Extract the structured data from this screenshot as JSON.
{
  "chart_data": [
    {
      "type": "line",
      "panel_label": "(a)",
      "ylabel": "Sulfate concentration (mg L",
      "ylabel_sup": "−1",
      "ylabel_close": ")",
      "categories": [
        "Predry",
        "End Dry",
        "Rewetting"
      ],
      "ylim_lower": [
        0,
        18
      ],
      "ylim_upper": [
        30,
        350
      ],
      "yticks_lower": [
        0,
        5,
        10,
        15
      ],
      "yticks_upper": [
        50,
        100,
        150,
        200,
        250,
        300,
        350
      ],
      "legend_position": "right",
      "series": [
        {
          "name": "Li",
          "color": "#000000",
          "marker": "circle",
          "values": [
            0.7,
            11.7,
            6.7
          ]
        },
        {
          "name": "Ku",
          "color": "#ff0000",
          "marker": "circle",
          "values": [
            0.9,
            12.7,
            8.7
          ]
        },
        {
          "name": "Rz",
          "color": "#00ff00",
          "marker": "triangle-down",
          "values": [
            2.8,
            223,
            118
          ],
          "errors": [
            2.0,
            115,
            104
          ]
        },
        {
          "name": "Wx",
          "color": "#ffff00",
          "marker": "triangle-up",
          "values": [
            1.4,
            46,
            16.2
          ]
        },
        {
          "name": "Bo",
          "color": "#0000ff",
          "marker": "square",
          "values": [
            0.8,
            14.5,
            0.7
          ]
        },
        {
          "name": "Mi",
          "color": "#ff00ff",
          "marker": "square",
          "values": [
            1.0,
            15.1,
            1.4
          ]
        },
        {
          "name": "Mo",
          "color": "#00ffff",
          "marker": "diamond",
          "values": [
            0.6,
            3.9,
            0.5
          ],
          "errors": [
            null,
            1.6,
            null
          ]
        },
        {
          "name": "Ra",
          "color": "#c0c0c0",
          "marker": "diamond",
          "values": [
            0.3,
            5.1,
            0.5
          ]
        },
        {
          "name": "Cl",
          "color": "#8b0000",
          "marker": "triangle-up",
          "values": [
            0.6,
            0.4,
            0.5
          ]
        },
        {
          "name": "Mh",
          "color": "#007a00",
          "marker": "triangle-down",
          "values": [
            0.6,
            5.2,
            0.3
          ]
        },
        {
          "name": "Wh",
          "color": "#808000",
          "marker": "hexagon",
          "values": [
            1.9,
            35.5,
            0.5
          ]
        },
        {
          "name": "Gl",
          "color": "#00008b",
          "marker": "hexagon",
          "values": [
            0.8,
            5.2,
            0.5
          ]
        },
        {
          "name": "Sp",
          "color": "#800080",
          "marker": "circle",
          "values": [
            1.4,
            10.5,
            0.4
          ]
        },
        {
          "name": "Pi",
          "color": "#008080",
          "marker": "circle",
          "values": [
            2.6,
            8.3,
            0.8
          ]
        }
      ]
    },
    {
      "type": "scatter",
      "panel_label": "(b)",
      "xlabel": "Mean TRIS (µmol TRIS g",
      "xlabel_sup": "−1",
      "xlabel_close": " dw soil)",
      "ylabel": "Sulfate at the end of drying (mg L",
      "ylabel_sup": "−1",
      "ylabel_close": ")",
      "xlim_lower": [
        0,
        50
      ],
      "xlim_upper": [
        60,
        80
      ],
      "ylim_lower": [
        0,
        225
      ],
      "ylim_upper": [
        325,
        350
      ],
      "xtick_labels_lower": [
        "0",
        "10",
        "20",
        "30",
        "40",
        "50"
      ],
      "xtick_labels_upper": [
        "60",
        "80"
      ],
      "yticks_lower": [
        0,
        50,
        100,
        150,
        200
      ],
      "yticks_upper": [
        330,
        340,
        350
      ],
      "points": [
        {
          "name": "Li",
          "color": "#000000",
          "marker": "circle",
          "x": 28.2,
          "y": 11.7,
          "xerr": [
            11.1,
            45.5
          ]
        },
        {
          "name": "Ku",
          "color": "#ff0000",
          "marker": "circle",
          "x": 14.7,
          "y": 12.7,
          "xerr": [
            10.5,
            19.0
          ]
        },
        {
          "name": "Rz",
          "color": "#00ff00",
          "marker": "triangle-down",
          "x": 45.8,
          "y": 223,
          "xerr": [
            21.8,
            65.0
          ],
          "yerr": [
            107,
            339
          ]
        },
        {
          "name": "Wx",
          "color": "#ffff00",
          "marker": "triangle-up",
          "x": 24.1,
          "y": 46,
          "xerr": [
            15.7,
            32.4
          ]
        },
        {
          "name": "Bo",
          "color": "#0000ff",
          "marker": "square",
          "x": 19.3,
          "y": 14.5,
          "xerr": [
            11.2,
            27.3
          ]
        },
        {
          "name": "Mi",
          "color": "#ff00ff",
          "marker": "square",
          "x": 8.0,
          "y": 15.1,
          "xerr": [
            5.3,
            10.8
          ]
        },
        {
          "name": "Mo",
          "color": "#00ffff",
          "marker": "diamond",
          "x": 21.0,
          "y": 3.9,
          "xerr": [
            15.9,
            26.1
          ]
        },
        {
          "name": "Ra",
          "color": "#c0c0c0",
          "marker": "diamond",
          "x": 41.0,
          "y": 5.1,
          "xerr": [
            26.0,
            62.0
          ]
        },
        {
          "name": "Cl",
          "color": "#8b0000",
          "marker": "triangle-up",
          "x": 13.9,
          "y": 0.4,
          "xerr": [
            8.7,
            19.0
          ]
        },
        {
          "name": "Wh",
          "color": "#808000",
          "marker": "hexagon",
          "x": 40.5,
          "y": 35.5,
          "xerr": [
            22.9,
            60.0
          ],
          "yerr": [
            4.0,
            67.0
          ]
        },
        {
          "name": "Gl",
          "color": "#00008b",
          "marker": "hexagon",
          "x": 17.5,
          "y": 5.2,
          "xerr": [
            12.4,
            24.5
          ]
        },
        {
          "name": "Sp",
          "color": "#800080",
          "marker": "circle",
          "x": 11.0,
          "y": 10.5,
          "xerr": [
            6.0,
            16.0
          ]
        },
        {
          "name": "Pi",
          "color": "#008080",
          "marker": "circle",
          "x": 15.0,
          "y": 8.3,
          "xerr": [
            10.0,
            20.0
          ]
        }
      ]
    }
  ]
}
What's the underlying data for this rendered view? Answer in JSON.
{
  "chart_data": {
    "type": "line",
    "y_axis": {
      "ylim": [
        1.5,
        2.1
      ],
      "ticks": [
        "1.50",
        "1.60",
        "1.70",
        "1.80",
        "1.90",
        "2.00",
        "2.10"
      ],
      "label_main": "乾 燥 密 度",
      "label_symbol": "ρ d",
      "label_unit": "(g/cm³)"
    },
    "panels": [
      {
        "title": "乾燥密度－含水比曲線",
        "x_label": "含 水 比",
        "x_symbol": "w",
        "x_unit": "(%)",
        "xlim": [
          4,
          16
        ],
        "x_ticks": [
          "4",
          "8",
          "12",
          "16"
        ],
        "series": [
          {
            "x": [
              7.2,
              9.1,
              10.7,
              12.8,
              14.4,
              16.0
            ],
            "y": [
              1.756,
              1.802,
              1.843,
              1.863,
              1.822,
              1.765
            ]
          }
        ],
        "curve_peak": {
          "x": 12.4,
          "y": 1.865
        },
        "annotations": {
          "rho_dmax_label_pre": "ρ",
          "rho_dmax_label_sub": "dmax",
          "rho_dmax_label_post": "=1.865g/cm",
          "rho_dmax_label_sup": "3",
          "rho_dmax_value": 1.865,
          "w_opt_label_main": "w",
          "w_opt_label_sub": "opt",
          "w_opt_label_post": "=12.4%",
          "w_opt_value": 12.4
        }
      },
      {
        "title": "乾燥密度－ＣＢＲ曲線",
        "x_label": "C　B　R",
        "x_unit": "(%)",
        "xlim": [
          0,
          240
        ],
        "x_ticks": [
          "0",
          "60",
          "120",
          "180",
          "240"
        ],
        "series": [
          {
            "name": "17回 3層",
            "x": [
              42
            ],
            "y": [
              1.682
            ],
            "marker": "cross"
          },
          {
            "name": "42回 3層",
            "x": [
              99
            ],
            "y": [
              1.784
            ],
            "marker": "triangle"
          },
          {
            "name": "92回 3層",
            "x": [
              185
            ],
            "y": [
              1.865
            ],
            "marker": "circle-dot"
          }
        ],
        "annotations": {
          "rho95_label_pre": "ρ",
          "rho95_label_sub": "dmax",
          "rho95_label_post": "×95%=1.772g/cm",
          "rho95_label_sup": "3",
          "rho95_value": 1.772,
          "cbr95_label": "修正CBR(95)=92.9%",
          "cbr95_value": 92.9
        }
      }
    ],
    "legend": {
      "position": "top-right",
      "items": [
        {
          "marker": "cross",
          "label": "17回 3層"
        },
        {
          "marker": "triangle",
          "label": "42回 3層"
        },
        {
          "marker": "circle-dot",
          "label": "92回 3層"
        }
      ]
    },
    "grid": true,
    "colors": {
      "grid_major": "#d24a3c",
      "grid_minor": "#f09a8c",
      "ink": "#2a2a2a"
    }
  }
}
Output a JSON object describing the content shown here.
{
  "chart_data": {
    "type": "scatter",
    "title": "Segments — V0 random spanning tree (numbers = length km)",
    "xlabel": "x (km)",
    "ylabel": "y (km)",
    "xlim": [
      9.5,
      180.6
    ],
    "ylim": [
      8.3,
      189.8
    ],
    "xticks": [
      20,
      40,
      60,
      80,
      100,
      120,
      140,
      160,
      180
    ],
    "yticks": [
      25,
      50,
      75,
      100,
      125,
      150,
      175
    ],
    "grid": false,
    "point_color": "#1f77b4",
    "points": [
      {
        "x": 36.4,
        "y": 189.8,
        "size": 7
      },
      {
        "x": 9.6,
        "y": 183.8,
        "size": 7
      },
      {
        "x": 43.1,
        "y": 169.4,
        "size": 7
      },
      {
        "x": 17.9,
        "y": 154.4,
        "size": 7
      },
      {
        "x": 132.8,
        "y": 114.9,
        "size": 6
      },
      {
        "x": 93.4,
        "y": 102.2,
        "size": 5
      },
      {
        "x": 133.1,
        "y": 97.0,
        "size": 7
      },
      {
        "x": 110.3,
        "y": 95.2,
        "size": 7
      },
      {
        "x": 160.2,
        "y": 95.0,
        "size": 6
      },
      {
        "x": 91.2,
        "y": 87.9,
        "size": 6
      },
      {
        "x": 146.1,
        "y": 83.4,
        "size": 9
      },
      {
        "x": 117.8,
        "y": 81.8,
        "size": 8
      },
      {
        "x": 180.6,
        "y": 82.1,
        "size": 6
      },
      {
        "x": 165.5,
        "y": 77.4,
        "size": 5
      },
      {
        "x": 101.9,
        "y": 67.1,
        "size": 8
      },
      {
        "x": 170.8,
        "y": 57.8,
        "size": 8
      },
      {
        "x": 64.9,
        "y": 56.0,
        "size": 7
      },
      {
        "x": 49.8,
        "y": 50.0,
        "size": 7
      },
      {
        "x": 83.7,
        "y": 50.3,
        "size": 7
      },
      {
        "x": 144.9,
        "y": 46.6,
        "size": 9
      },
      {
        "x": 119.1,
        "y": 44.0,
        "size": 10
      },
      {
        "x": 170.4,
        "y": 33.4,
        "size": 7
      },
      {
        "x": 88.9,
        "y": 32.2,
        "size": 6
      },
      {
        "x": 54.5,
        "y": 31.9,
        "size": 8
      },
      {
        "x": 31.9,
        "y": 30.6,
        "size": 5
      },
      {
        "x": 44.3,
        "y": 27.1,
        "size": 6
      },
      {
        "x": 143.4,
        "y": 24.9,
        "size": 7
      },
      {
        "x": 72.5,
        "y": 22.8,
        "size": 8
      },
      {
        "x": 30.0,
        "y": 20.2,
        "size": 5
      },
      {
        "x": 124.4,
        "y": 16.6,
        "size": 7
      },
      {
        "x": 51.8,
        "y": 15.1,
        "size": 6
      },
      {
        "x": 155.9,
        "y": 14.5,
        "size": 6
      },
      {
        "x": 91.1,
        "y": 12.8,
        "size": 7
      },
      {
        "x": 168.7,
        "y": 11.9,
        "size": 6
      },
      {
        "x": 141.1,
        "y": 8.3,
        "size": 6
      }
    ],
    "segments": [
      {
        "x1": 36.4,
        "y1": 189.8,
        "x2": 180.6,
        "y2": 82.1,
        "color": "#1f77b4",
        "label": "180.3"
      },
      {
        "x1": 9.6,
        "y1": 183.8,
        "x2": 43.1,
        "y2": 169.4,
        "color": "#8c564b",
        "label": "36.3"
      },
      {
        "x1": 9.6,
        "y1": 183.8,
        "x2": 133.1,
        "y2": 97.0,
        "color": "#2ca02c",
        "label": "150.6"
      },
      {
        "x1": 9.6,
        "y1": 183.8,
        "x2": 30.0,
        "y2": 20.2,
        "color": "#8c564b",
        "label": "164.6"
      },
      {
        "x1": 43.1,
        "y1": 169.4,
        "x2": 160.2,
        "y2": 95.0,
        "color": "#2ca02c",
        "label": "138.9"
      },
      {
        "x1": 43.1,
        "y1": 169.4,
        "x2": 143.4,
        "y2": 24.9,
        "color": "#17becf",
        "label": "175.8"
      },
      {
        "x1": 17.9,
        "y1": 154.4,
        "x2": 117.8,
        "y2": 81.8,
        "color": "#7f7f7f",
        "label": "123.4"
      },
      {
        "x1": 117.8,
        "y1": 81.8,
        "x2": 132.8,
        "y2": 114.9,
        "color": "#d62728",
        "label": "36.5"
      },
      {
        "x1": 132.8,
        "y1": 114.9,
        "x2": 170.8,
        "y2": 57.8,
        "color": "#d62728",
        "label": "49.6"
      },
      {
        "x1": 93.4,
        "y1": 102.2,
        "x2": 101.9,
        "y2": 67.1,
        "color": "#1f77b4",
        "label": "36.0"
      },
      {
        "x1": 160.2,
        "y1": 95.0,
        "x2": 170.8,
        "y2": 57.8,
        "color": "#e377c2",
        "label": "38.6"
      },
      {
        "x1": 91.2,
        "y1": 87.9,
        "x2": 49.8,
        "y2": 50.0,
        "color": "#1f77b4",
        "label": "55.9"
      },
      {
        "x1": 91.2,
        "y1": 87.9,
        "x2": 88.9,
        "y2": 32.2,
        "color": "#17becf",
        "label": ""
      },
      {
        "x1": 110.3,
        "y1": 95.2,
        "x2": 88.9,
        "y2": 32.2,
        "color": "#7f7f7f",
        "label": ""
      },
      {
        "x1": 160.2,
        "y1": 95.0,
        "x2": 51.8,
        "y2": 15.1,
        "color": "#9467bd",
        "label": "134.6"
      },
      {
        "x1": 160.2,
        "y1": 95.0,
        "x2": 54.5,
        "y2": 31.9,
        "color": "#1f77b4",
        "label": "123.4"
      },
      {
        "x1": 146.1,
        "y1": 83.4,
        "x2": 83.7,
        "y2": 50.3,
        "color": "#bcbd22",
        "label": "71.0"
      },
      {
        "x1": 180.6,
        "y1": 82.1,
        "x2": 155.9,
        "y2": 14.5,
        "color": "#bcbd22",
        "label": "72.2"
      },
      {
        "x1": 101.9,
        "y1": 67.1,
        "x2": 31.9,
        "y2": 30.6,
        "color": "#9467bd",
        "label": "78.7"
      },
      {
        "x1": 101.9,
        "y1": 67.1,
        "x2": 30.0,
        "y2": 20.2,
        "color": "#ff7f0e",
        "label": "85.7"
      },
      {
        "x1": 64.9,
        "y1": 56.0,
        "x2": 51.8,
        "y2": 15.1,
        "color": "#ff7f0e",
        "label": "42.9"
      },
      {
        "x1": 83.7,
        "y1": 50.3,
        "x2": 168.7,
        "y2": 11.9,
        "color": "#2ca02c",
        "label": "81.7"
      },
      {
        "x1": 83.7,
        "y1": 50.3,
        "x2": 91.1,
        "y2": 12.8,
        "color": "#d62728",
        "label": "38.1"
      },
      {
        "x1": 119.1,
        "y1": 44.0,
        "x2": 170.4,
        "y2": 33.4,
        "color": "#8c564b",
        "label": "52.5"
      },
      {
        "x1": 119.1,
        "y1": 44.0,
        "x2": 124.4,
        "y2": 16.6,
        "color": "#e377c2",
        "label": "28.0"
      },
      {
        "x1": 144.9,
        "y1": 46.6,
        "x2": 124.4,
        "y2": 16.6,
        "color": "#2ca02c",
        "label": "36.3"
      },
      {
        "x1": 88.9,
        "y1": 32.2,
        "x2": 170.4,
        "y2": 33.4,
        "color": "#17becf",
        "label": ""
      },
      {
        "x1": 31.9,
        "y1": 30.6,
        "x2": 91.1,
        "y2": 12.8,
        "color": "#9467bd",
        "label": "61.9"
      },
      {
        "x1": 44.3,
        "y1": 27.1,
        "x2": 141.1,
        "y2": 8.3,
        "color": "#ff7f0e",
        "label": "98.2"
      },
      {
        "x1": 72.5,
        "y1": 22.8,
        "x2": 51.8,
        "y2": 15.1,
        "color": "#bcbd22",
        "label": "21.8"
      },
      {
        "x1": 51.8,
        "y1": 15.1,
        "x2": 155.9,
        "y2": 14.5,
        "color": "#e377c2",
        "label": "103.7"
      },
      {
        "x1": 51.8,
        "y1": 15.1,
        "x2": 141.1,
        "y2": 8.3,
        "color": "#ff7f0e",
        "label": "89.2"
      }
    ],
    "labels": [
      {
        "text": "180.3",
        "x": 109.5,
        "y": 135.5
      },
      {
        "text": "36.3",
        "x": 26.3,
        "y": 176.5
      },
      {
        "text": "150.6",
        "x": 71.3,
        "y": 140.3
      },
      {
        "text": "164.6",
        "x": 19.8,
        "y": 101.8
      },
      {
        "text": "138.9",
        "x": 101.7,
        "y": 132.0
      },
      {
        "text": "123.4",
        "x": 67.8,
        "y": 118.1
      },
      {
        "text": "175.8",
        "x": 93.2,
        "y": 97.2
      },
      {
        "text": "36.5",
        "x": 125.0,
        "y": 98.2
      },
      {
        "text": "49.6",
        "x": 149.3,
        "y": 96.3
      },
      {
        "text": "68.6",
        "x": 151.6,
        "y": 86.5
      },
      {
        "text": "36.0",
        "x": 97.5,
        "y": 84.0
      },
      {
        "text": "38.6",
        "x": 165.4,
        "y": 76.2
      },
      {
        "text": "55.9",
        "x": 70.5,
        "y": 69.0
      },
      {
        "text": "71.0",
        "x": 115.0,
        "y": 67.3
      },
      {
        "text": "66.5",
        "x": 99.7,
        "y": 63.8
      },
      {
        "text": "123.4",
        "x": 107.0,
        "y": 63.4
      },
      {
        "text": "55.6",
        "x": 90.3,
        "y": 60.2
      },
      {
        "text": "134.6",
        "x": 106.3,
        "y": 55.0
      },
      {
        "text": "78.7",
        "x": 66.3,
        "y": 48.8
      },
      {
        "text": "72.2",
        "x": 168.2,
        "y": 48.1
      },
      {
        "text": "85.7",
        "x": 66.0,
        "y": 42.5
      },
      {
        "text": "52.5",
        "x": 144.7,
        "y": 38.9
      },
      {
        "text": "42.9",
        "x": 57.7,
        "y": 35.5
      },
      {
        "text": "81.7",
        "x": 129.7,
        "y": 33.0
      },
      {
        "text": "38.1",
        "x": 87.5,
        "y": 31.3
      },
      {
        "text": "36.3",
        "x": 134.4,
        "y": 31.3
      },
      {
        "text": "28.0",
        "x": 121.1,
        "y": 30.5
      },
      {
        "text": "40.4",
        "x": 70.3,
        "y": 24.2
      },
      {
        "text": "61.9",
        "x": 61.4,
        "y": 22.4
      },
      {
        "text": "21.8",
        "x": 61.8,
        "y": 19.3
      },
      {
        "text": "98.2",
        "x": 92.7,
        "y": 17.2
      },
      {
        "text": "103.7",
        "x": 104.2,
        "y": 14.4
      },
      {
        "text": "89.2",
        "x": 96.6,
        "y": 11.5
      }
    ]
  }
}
= = = = = = =
Goal.
Go through the lines above. Select every one that has the string "JSON".

Result.
Extract the structured data from this screenshot as JSON.
What's the underlying data for this rendered view? Answer in JSON.
Output a JSON object describing the content shown here.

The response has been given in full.